## WHAT IS BEING ASKED
Set down all of the data that follows word for word, without the images.
######
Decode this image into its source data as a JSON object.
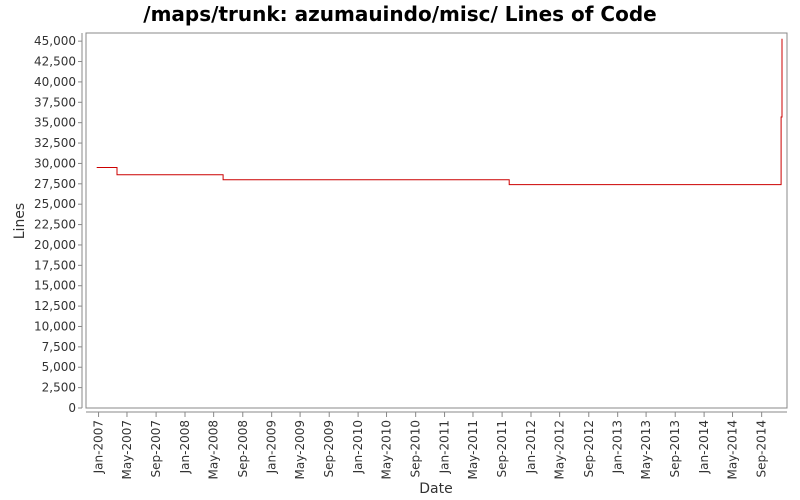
{
  "chart_data": {
    "type": "line",
    "title": "/maps/trunk: azumauindo/misc/ Lines of Code",
    "xlabel": "Date",
    "ylabel": "Lines",
    "ylim": [
      0,
      46000
    ],
    "xlim": [
      "2006-11-09",
      "2014-12-17"
    ],
    "y_ticks": [
      0,
      2500,
      5000,
      7500,
      10000,
      12500,
      15000,
      17500,
      20000,
      22500,
      25000,
      27500,
      30000,
      32500,
      35000,
      37500,
      40000,
      42500,
      45000
    ],
    "y_tick_labels": [
      "0",
      "2,500",
      "5,000",
      "7,500",
      "10,000",
      "12,500",
      "15,000",
      "17,500",
      "20,000",
      "22,500",
      "25,000",
      "27,500",
      "30,000",
      "32,500",
      "35,000",
      "37,500",
      "40,000",
      "42,500",
      "45,000"
    ],
    "x_ticks": [
      "2007-01-01",
      "2007-05-01",
      "2007-09-01",
      "2008-01-01",
      "2008-05-01",
      "2008-09-01",
      "2009-01-01",
      "2009-05-01",
      "2009-09-01",
      "2010-01-01",
      "2010-05-01",
      "2010-09-01",
      "2011-01-01",
      "2011-05-01",
      "2011-09-01",
      "2012-01-01",
      "2012-05-01",
      "2012-09-01",
      "2013-01-01",
      "2013-05-01",
      "2013-09-01",
      "2014-01-01",
      "2014-05-01",
      "2014-09-01"
    ],
    "x_tick_labels": [
      "Jan-2007",
      "May-2007",
      "Sep-2007",
      "Jan-2008",
      "May-2008",
      "Sep-2008",
      "Jan-2009",
      "May-2009",
      "Sep-2009",
      "Jan-2010",
      "May-2010",
      "Sep-2010",
      "Jan-2011",
      "May-2011",
      "Sep-2011",
      "Jan-2012",
      "May-2012",
      "Sep-2012",
      "Jan-2013",
      "May-2013",
      "Sep-2013",
      "Jan-2014",
      "May-2014",
      "Sep-2014"
    ],
    "grid": false,
    "series": [
      {
        "color": "#cc0000",
        "step": true,
        "x": [
          "2006-12-24",
          "2007-03-20",
          "2008-06-10",
          "2011-10-01",
          "2014-11-22",
          "2014-11-26"
        ],
        "y": [
          29500,
          28600,
          28000,
          27400,
          35700,
          45300
        ]
      }
    ]
  }
}
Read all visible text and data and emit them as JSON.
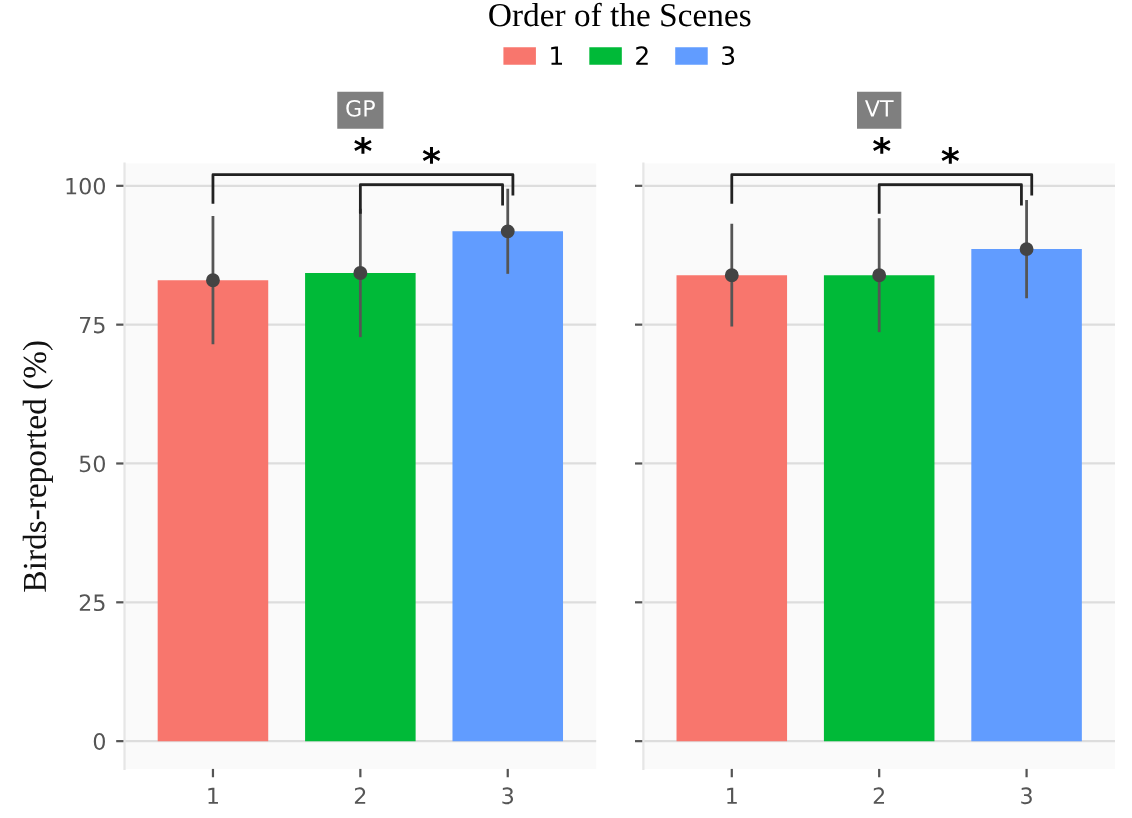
{
  "chart_data": [
    {
      "type": "bar",
      "title": "GP",
      "ylabel": "Birds-reported (%)",
      "legend_title": "Order of the Scenes",
      "legend": "top",
      "categories": [
        "1",
        "2",
        "3"
      ],
      "series": [
        {
          "name": "1",
          "color": "#f8766d",
          "values": [
            83.0,
            null,
            null
          ],
          "errors": [
            11.3,
            null,
            null
          ]
        },
        {
          "name": "2",
          "color": "#00ba38",
          "values": [
            null,
            84.3,
            null
          ],
          "errors": [
            null,
            11.3,
            null
          ]
        },
        {
          "name": "3",
          "color": "#619cff",
          "values": [
            null,
            null,
            91.8
          ],
          "errors": [
            null,
            null,
            7.4
          ]
        },
        {
          "type": "scatter",
          "x": [
            "1",
            "2",
            "3"
          ],
          "color": "#444444",
          "values": [
            83.0,
            84.3,
            91.8
          ]
        }
      ],
      "ylim": [
        -5,
        104
      ],
      "yticks": [
        0,
        25,
        50,
        75,
        100
      ],
      "grid": "y",
      "marker": "circle",
      "annotations": [
        "*",
        "*"
      ]
    },
    {
      "type": "bar",
      "title": "VT",
      "categories": [
        "1",
        "2",
        "3"
      ],
      "series": [
        {
          "color": "#f8766d",
          "values": [
            83.9,
            null,
            null
          ],
          "errors": [
            9.0,
            null,
            null
          ]
        },
        {
          "color": "#00ba38",
          "values": [
            null,
            83.9,
            null
          ],
          "errors": [
            null,
            10.0,
            null
          ]
        },
        {
          "color": "#619cff",
          "values": [
            null,
            null,
            88.6
          ],
          "errors": [
            null,
            null,
            8.6
          ]
        },
        {
          "type": "scatter",
          "x": [
            "1",
            "2",
            "3"
          ],
          "color": "#444444",
          "values": [
            83.9,
            83.9,
            88.6
          ]
        }
      ],
      "ylim": [
        -5,
        104
      ],
      "yticks": [
        0,
        25,
        50,
        75,
        100
      ],
      "grid": "y",
      "marker": "circle",
      "tick_labels": "x",
      "annotations": [
        "*",
        "*"
      ]
    }
  ]
}
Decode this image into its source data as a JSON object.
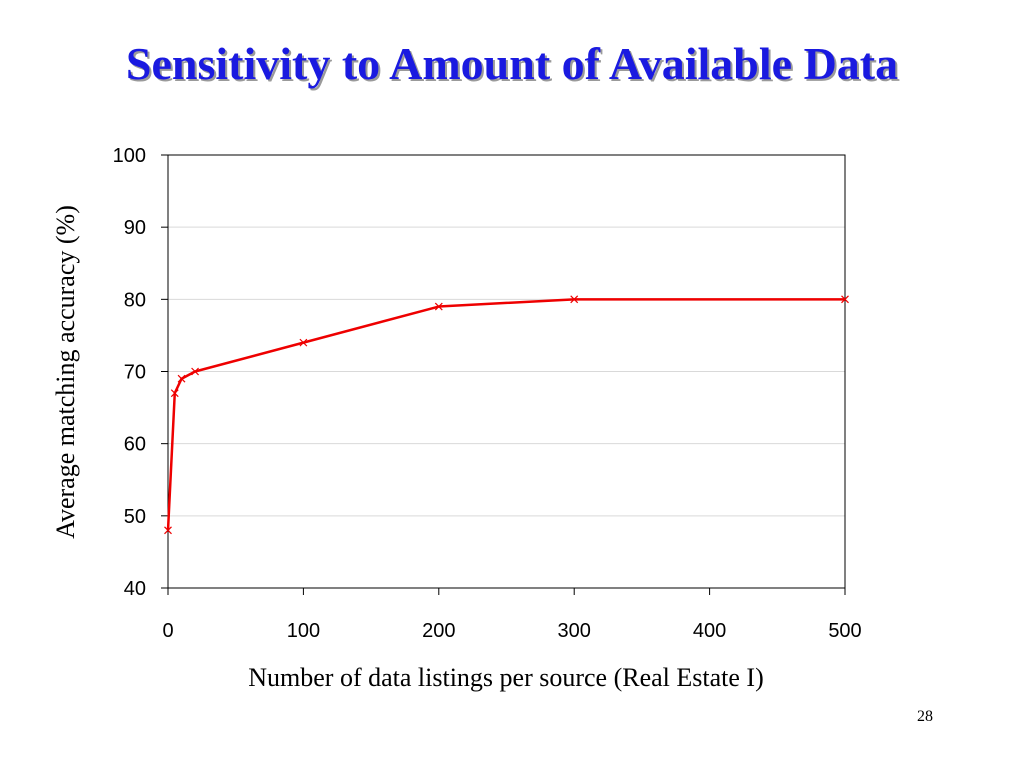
{
  "slide": {
    "title": "Sensitivity to Amount of Available Data",
    "page_number": "28"
  },
  "chart_data": {
    "type": "line",
    "title": "",
    "xlabel": "Number of data listings per source (Real Estate I)",
    "ylabel": "Average matching accuracy (%)",
    "xlim": [
      0,
      500
    ],
    "ylim": [
      40,
      100
    ],
    "xticks": [
      0,
      100,
      200,
      300,
      400,
      500
    ],
    "yticks": [
      40,
      50,
      60,
      70,
      80,
      90,
      100
    ],
    "grid": "horizontal",
    "legend": "none",
    "series": [
      {
        "color": "#ee0000",
        "marker": "x",
        "x": [
          0,
          5,
          10,
          20,
          100,
          200,
          300,
          500
        ],
        "y": [
          48,
          67,
          69,
          70,
          74,
          79,
          80,
          80
        ]
      }
    ]
  }
}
######
## WRITTEN RESPONSE
Decode this image into its source data as a JSON object.
{
  "chart_data": {
    "type": "line",
    "title": "/maps/trunk: azumauindo/misc/ Lines of Code",
    "xlabel": "Date",
    "ylabel": "Lines",
    "ylim": [
      0,
      46000
    ],
    "xlim": [
      "2006-11-09",
      "2014-12-17"
    ],
    "y_ticks": [
      0,
      2500,
      5000,
      7500,
      10000,
      12500,
      15000,
      17500,
      20000,
      22500,
      25000,
      27500,
      30000,
      32500,
      35000,
      37500,
      40000,
      42500,
      45000
    ],
    "y_tick_labels": [
      "0",
      "2,500",
      "5,000",
      "7,500",
      "10,000",
      "12,500",
      "15,000",
      "17,500",
      "20,000",
      "22,500",
      "25,000",
      "27,500",
      "30,000",
      "32,500",
      "35,000",
      "37,500",
      "40,000",
      "42,500",
      "45,000"
    ],
    "x_ticks": [
      "2007-01-01",
      "2007-05-01",
      "2007-09-01",
      "2008-01-01",
      "2008-05-01",
      "2008-09-01",
      "2009-01-01",
      "2009-05-01",
      "2009-09-01",
      "2010-01-01",
      "2010-05-01",
      "2010-09-01",
      "2011-01-01",
      "2011-05-01",
      "2011-09-01",
      "2012-01-01",
      "2012-05-01",
      "2012-09-01",
      "2013-01-01",
      "2013-05-01",
      "2013-09-01",
      "2014-01-01",
      "2014-05-01",
      "2014-09-01"
    ],
    "x_tick_labels": [
      "Jan-2007",
      "May-2007",
      "Sep-2007",
      "Jan-2008",
      "May-2008",
      "Sep-2008",
      "Jan-2009",
      "May-2009",
      "Sep-2009",
      "Jan-2010",
      "May-2010",
      "Sep-2010",
      "Jan-2011",
      "May-2011",
      "Sep-2011",
      "Jan-2012",
      "May-2012",
      "Sep-2012",
      "Jan-2013",
      "May-2013",
      "Sep-2013",
      "Jan-2014",
      "May-2014",
      "Sep-2014"
    ],
    "grid": false,
    "series": [
      {
        "color": "#cc0000",
        "step": true,
        "x": [
          "2006-12-24",
          "2007-03-20",
          "2008-06-10",
          "2011-10-01",
          "2014-11-22",
          "2014-11-26"
        ],
        "y": [
          29500,
          28600,
          28000,
          27400,
          35700,
          45300
        ]
      }
    ]
  }
}
Read all visible text and data and emit them as JSON.
{
  "chart_data": [
    {
      "type": "bar",
      "title": "GP",
      "ylabel": "Birds-reported (%)",
      "legend_title": "Order of the Scenes",
      "legend": "top",
      "categories": [
        "1",
        "2",
        "3"
      ],
      "series": [
        {
          "name": "1",
          "color": "#f8766d",
          "values": [
            83.0,
            null,
            null
          ],
          "errors": [
            11.3,
            null,
            null
          ]
        },
        {
          "name": "2",
          "color": "#00ba38",
          "values": [
            null,
            84.3,
            null
          ],
          "errors": [
            null,
            11.3,
            null
          ]
        },
        {
          "name": "3",
          "color": "#619cff",
          "values": [
            null,
            null,
            91.8
          ],
          "errors": [
            null,
            null,
            7.4
          ]
        },
        {
          "type": "scatter",
          "x": [
            "1",
            "2",
            "3"
          ],
          "color": "#444444",
          "values": [
            83.0,
            84.3,
            91.8
          ]
        }
      ],
      "ylim": [
        -5,
        104
      ],
      "yticks": [
        0,
        25,
        50,
        75,
        100
      ],
      "grid": "y",
      "marker": "circle",
      "annotations": [
        "*",
        "*"
      ]
    },
    {
      "type": "bar",
      "title": "VT",
      "categories": [
        "1",
        "2",
        "3"
      ],
      "series": [
        {
          "color": "#f8766d",
          "values": [
            83.9,
            null,
            null
          ],
          "errors": [
            9.0,
            null,
            null
          ]
        },
        {
          "color": "#00ba38",
          "values": [
            null,
            83.9,
            null
          ],
          "errors": [
            null,
            10.0,
            null
          ]
        },
        {
          "color": "#619cff",
          "values": [
            null,
            null,
            88.6
          ],
          "errors": [
            null,
            null,
            8.6
          ]
        },
        {
          "type": "scatter",
          "x": [
            "1",
            "2",
            "3"
          ],
          "color": "#444444",
          "values": [
            83.9,
            83.9,
            88.6
          ]
        }
      ],
      "ylim": [
        -5,
        104
      ],
      "yticks": [
        0,
        25,
        50,
        75,
        100
      ],
      "grid": "y",
      "marker": "circle",
      "tick_labels": "x",
      "annotations": [
        "*",
        "*"
      ]
    }
  ]
}
Decode this image into its source data as a JSON object.
{
  "slide": {
    "title": "Sensitivity to Amount of Available Data",
    "page_number": "28"
  },
  "chart_data": {
    "type": "line",
    "title": "",
    "xlabel": "Number of data listings per source (Real Estate I)",
    "ylabel": "Average matching accuracy (%)",
    "xlim": [
      0,
      500
    ],
    "ylim": [
      40,
      100
    ],
    "xticks": [
      0,
      100,
      200,
      300,
      400,
      500
    ],
    "yticks": [
      40,
      50,
      60,
      70,
      80,
      90,
      100
    ],
    "grid": "horizontal",
    "legend": "none",
    "series": [
      {
        "color": "#ee0000",
        "marker": "x",
        "x": [
          0,
          5,
          10,
          20,
          100,
          200,
          300,
          500
        ],
        "y": [
          48,
          67,
          69,
          70,
          74,
          79,
          80,
          80
        ]
      }
    ]
  }
}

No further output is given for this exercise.